## Task to complete
Reproduce all of the data word for word.
........
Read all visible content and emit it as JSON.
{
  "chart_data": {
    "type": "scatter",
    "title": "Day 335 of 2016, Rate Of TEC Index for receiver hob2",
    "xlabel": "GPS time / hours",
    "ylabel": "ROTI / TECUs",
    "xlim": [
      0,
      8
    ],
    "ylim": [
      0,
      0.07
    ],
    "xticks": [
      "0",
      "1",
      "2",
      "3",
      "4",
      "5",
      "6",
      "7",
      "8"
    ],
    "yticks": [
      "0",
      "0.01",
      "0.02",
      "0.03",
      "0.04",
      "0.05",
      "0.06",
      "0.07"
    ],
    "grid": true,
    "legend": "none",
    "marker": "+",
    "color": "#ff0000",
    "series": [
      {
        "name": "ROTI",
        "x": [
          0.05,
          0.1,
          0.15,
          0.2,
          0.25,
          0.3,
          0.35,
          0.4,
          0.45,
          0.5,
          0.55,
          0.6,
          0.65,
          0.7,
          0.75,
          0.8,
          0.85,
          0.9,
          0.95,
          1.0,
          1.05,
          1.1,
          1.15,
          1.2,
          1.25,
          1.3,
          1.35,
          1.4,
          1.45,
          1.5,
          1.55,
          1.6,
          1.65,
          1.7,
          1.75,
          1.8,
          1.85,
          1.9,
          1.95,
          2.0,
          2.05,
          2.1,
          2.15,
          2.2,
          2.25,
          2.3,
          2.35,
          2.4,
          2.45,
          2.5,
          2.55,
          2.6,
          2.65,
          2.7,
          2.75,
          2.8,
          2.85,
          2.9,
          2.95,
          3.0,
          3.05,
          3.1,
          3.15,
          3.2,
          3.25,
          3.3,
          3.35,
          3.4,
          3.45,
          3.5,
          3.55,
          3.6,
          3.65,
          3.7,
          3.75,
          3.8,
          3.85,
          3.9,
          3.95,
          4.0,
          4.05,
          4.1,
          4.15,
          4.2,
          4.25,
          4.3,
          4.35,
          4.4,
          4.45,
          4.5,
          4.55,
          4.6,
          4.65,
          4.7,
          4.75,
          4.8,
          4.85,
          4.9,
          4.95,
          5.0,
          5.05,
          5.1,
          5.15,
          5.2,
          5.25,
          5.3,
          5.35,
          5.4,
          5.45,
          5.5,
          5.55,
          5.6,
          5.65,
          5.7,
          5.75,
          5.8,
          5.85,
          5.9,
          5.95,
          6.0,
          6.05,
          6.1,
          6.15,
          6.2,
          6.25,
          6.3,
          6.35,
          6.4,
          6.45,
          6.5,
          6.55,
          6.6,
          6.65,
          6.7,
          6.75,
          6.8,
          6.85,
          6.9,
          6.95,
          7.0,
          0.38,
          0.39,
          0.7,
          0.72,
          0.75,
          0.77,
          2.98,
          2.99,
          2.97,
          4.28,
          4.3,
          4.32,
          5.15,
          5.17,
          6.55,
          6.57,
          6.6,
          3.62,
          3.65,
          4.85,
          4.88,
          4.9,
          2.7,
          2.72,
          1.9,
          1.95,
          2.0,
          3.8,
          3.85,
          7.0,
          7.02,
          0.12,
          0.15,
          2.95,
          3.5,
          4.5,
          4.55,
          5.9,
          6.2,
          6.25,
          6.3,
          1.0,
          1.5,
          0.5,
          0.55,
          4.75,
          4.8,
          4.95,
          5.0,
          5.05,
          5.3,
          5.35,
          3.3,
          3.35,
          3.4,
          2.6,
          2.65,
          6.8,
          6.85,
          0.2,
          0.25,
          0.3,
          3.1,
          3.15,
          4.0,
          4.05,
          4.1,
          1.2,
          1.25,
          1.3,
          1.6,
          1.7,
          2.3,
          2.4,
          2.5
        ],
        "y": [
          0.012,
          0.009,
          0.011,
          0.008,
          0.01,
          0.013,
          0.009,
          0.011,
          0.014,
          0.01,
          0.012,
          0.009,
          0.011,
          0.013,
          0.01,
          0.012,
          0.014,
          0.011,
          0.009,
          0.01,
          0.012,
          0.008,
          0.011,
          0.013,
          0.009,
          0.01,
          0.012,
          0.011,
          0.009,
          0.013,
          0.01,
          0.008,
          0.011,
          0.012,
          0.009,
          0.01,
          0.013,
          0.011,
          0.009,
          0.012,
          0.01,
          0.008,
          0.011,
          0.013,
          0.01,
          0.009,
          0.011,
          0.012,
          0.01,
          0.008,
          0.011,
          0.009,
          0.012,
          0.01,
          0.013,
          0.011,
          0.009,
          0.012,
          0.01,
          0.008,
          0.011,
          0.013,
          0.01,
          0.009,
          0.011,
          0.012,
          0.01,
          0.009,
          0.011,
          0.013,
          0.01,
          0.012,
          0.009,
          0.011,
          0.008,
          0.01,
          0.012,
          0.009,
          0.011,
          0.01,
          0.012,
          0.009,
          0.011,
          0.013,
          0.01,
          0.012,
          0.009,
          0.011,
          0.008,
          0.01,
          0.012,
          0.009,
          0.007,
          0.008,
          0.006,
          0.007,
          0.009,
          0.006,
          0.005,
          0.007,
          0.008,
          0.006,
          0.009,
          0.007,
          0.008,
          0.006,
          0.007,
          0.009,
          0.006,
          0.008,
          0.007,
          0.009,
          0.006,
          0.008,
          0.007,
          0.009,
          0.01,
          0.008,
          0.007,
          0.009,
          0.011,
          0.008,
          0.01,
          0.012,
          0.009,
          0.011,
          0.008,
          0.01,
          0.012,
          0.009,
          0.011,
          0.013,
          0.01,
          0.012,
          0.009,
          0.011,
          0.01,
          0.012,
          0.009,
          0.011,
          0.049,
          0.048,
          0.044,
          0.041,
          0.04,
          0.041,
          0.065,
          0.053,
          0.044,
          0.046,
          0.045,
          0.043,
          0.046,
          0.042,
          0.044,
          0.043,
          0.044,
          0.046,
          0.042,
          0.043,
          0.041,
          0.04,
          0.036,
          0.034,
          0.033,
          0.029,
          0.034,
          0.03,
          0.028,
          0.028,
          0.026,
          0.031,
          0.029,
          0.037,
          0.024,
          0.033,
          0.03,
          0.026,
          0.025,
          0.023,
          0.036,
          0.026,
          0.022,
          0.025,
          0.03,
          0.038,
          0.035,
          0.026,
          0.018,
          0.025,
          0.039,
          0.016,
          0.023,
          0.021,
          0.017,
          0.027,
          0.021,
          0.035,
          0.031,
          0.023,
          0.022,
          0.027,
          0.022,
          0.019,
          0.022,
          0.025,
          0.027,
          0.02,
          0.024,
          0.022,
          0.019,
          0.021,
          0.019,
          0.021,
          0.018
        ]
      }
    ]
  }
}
........
## Answer below
Read all visible content and emit it as JSON.
{
  "chart_data": {
    "type": "scatter",
    "title": "Day 335 of 2016, Rate Of TEC Index for receiver hob2",
    "xlabel": "GPS time / hours",
    "ylabel": "ROTI / TECUs",
    "xlim": [
      0,
      8
    ],
    "ylim": [
      0,
      0.07
    ],
    "xticks": [
      "0",
      "1",
      "2",
      "3",
      "4",
      "5",
      "6",
      "7",
      "8"
    ],
    "yticks": [
      "0",
      "0.01",
      "0.02",
      "0.03",
      "0.04",
      "0.05",
      "0.06",
      "0.07"
    ],
    "grid": true,
    "legend": "none",
    "marker": "+",
    "color": "#ff0000",
    "series": [
      {
        "name": "ROTI",
        "x": [
          0.05,
          0.1,
          0.15,
          0.2,
          0.25,
          0.3,
          0.35,
          0.4,
          0.45,
          0.5,
          0.55,
          0.6,
          0.65,
          0.7,
          0.75,
          0.8,
          0.85,
          0.9,
          0.95,
          1.0,
          1.05,
          1.1,
          1.15,
          1.2,
          1.25,
          1.3,
          1.35,
          1.4,
          1.45,
          1.5,
          1.55,
          1.6,
          1.65,
          1.7,
          1.75,
          1.8,
          1.85,
          1.9,
          1.95,
          2.0,
          2.05,
          2.1,
          2.15,
          2.2,
          2.25,
          2.3,
          2.35,
          2.4,
          2.45,
          2.5,
          2.55,
          2.6,
          2.65,
          2.7,
          2.75,
          2.8,
          2.85,
          2.9,
          2.95,
          3.0,
          3.05,
          3.1,
          3.15,
          3.2,
          3.25,
          3.3,
          3.35,
          3.4,
          3.45,
          3.5,
          3.55,
          3.6,
          3.65,
          3.7,
          3.75,
          3.8,
          3.85,
          3.9,
          3.95,
          4.0,
          4.05,
          4.1,
          4.15,
          4.2,
          4.25,
          4.3,
          4.35,
          4.4,
          4.45,
          4.5,
          4.55,
          4.6,
          4.65,
          4.7,
          4.75,
          4.8,
          4.85,
          4.9,
          4.95,
          5.0,
          5.05,
          5.1,
          5.15,
          5.2,
          5.25,
          5.3,
          5.35,
          5.4,
          5.45,
          5.5,
          5.55,
          5.6,
          5.65,
          5.7,
          5.75,
          5.8,
          5.85,
          5.9,
          5.95,
          6.0,
          6.05,
          6.1,
          6.15,
          6.2,
          6.25,
          6.3,
          6.35,
          6.4,
          6.45,
          6.5,
          6.55,
          6.6,
          6.65,
          6.7,
          6.75,
          6.8,
          6.85,
          6.9,
          6.95,
          7.0,
          0.38,
          0.39,
          0.7,
          0.72,
          0.75,
          0.77,
          2.98,
          2.99,
          2.97,
          4.28,
          4.3,
          4.32,
          5.15,
          5.17,
          6.55,
          6.57,
          6.6,
          3.62,
          3.65,
          4.85,
          4.88,
          4.9,
          2.7,
          2.72,
          1.9,
          1.95,
          2.0,
          3.8,
          3.85,
          7.0,
          7.02,
          0.12,
          0.15,
          2.95,
          3.5,
          4.5,
          4.55,
          5.9,
          6.2,
          6.25,
          6.3,
          1.0,
          1.5,
          0.5,
          0.55,
          4.75,
          4.8,
          4.95,
          5.0,
          5.05,
          5.3,
          5.35,
          3.3,
          3.35,
          3.4,
          2.6,
          2.65,
          6.8,
          6.85,
          0.2,
          0.25,
          0.3,
          3.1,
          3.15,
          4.0,
          4.05,
          4.1,
          1.2,
          1.25,
          1.3,
          1.6,
          1.7,
          2.3,
          2.4,
          2.5
        ],
        "y": [
          0.012,
          0.009,
          0.011,
          0.008,
          0.01,
          0.013,
          0.009,
          0.011,
          0.014,
          0.01,
          0.012,
          0.009,
          0.011,
          0.013,
          0.01,
          0.012,
          0.014,
          0.011,
          0.009,
          0.01,
          0.012,
          0.008,
          0.011,
          0.013,
          0.009,
          0.01,
          0.012,
          0.011,
          0.009,
          0.013,
          0.01,
          0.008,
          0.011,
          0.012,
          0.009,
          0.01,
          0.013,
          0.011,
          0.009,
          0.012,
          0.01,
          0.008,
          0.011,
          0.013,
          0.01,
          0.009,
          0.011,
          0.012,
          0.01,
          0.008,
          0.011,
          0.009,
          0.012,
          0.01,
          0.013,
          0.011,
          0.009,
          0.012,
          0.01,
          0.008,
          0.011,
          0.013,
          0.01,
          0.009,
          0.011,
          0.012,
          0.01,
          0.009,
          0.011,
          0.013,
          0.01,
          0.012,
          0.009,
          0.011,
          0.008,
          0.01,
          0.012,
          0.009,
          0.011,
          0.01,
          0.012,
          0.009,
          0.011,
          0.013,
          0.01,
          0.012,
          0.009,
          0.011,
          0.008,
          0.01,
          0.012,
          0.009,
          0.007,
          0.008,
          0.006,
          0.007,
          0.009,
          0.006,
          0.005,
          0.007,
          0.008,
          0.006,
          0.009,
          0.007,
          0.008,
          0.006,
          0.007,
          0.009,
          0.006,
          0.008,
          0.007,
          0.009,
          0.006,
          0.008,
          0.007,
          0.009,
          0.01,
          0.008,
          0.007,
          0.009,
          0.011,
          0.008,
          0.01,
          0.012,
          0.009,
          0.011,
          0.008,
          0.01,
          0.012,
          0.009,
          0.011,
          0.013,
          0.01,
          0.012,
          0.009,
          0.011,
          0.01,
          0.012,
          0.009,
          0.011,
          0.049,
          0.048,
          0.044,
          0.041,
          0.04,
          0.041,
          0.065,
          0.053,
          0.044,
          0.046,
          0.045,
          0.043,
          0.046,
          0.042,
          0.044,
          0.043,
          0.044,
          0.046,
          0.042,
          0.043,
          0.041,
          0.04,
          0.036,
          0.034,
          0.033,
          0.029,
          0.034,
          0.03,
          0.028,
          0.028,
          0.026,
          0.031,
          0.029,
          0.037,
          0.024,
          0.033,
          0.03,
          0.026,
          0.025,
          0.023,
          0.036,
          0.026,
          0.022,
          0.025,
          0.03,
          0.038,
          0.035,
          0.026,
          0.018,
          0.025,
          0.039,
          0.016,
          0.023,
          0.021,
          0.017,
          0.027,
          0.021,
          0.035,
          0.031,
          0.023,
          0.022,
          0.027,
          0.022,
          0.019,
          0.022,
          0.025,
          0.027,
          0.02,
          0.024,
          0.022,
          0.019,
          0.021,
          0.019,
          0.021,
          0.018
        ]
      }
    ]
  }
}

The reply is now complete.